PROBLEM REQUIREMENTS:
In your copy, reproduce the entries exactly as they are, minus the images.

Dataset entries:

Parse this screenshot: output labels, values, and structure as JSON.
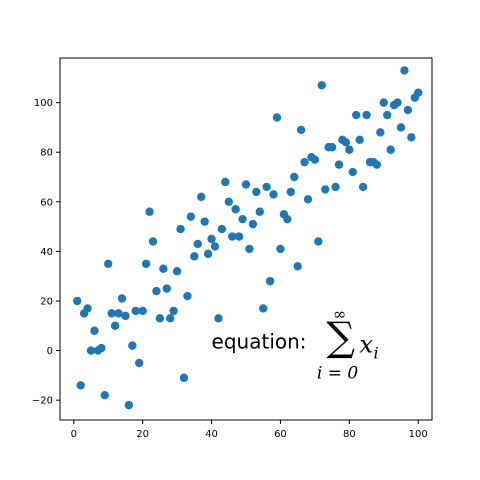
{
  "chart_data": {
    "type": "scatter",
    "title": "",
    "xlabel": "",
    "ylabel": "",
    "xlim": [
      -4,
      104
    ],
    "ylim": [
      -28,
      118
    ],
    "xticks": [
      0,
      20,
      40,
      60,
      80,
      100
    ],
    "yticks": [
      -20,
      0,
      20,
      40,
      60,
      80,
      100
    ],
    "xtick_labels": [
      "0",
      "20",
      "40",
      "60",
      "80",
      "100"
    ],
    "ytick_labels": [
      "−20",
      "0",
      "20",
      "40",
      "60",
      "80",
      "100"
    ],
    "grid": false,
    "legend": "none",
    "marker_color": "#1f77b4",
    "annotation": {
      "text": "equation:",
      "sum_symbol": "∑",
      "upper_limit": "∞",
      "lower_limit": "i = 0",
      "term": "x",
      "term_subscript": "i",
      "x": 40,
      "y": 0
    },
    "series": [
      {
        "x": [
          1,
          2,
          3,
          4,
          5,
          6,
          7,
          8,
          9,
          10,
          11,
          12,
          13,
          14,
          15,
          16,
          17,
          18,
          19,
          20,
          21,
          22,
          23,
          24,
          25,
          26,
          27,
          28,
          29,
          30,
          31,
          32,
          33,
          34,
          35,
          36,
          37,
          38,
          39,
          40,
          41,
          42,
          43,
          44,
          45,
          46,
          47,
          48,
          49,
          50,
          51,
          52,
          53,
          54,
          55,
          56,
          57,
          58,
          59,
          60,
          61,
          62,
          63,
          64,
          65,
          66,
          67,
          68,
          69,
          70,
          71,
          72,
          73,
          74,
          75,
          76,
          77,
          78,
          79,
          80,
          81,
          82,
          83,
          84,
          85,
          86,
          87,
          88,
          89,
          90,
          91,
          92,
          93,
          94,
          95,
          96,
          97,
          98,
          99,
          100
        ],
        "y": [
          20,
          -14,
          15,
          17,
          0,
          8,
          0,
          1,
          -18,
          35,
          15,
          10,
          15,
          21,
          14,
          -22,
          2,
          16,
          -5,
          16,
          35,
          56,
          44,
          24,
          13,
          33,
          25,
          13,
          16,
          32,
          49,
          -11,
          22,
          54,
          38,
          43,
          62,
          52,
          39,
          45,
          42,
          13,
          49,
          68,
          60,
          46,
          57,
          46,
          53,
          67,
          41,
          51,
          64,
          56,
          17,
          66,
          28,
          63,
          94,
          41,
          55,
          53,
          64,
          70,
          34,
          89,
          76,
          61,
          78,
          77,
          44,
          107,
          65,
          82,
          82,
          66,
          75,
          85,
          84,
          81,
          72,
          95,
          85,
          66,
          95,
          76,
          76,
          75,
          88,
          100,
          95,
          81,
          99,
          100,
          90,
          113,
          97,
          86,
          102,
          104
        ]
      }
    ]
  }
}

ANSWER TO THE TASK:
Parse this screenshot: output labels, values, and structure as JSON.
{
  "chart_data": {
    "type": "scatter",
    "title": "",
    "xlabel": "",
    "ylabel": "",
    "xlim": [
      -4,
      104
    ],
    "ylim": [
      -28,
      118
    ],
    "xticks": [
      0,
      20,
      40,
      60,
      80,
      100
    ],
    "yticks": [
      -20,
      0,
      20,
      40,
      60,
      80,
      100
    ],
    "xtick_labels": [
      "0",
      "20",
      "40",
      "60",
      "80",
      "100"
    ],
    "ytick_labels": [
      "−20",
      "0",
      "20",
      "40",
      "60",
      "80",
      "100"
    ],
    "grid": false,
    "legend": "none",
    "marker_color": "#1f77b4",
    "annotation": {
      "text": "equation:",
      "sum_symbol": "∑",
      "upper_limit": "∞",
      "lower_limit": "i = 0",
      "term": "x",
      "term_subscript": "i",
      "x": 40,
      "y": 0
    },
    "series": [
      {
        "x": [
          1,
          2,
          3,
          4,
          5,
          6,
          7,
          8,
          9,
          10,
          11,
          12,
          13,
          14,
          15,
          16,
          17,
          18,
          19,
          20,
          21,
          22,
          23,
          24,
          25,
          26,
          27,
          28,
          29,
          30,
          31,
          32,
          33,
          34,
          35,
          36,
          37,
          38,
          39,
          40,
          41,
          42,
          43,
          44,
          45,
          46,
          47,
          48,
          49,
          50,
          51,
          52,
          53,
          54,
          55,
          56,
          57,
          58,
          59,
          60,
          61,
          62,
          63,
          64,
          65,
          66,
          67,
          68,
          69,
          70,
          71,
          72,
          73,
          74,
          75,
          76,
          77,
          78,
          79,
          80,
          81,
          82,
          83,
          84,
          85,
          86,
          87,
          88,
          89,
          90,
          91,
          92,
          93,
          94,
          95,
          96,
          97,
          98,
          99,
          100
        ],
        "y": [
          20,
          -14,
          15,
          17,
          0,
          8,
          0,
          1,
          -18,
          35,
          15,
          10,
          15,
          21,
          14,
          -22,
          2,
          16,
          -5,
          16,
          35,
          56,
          44,
          24,
          13,
          33,
          25,
          13,
          16,
          32,
          49,
          -11,
          22,
          54,
          38,
          43,
          62,
          52,
          39,
          45,
          42,
          13,
          49,
          68,
          60,
          46,
          57,
          46,
          53,
          67,
          41,
          51,
          64,
          56,
          17,
          66,
          28,
          63,
          94,
          41,
          55,
          53,
          64,
          70,
          34,
          89,
          76,
          61,
          78,
          77,
          44,
          107,
          65,
          82,
          82,
          66,
          75,
          85,
          84,
          81,
          72,
          95,
          85,
          66,
          95,
          76,
          76,
          75,
          88,
          100,
          95,
          81,
          99,
          100,
          90,
          113,
          97,
          86,
          102,
          104
        ]
      }
    ]
  }
}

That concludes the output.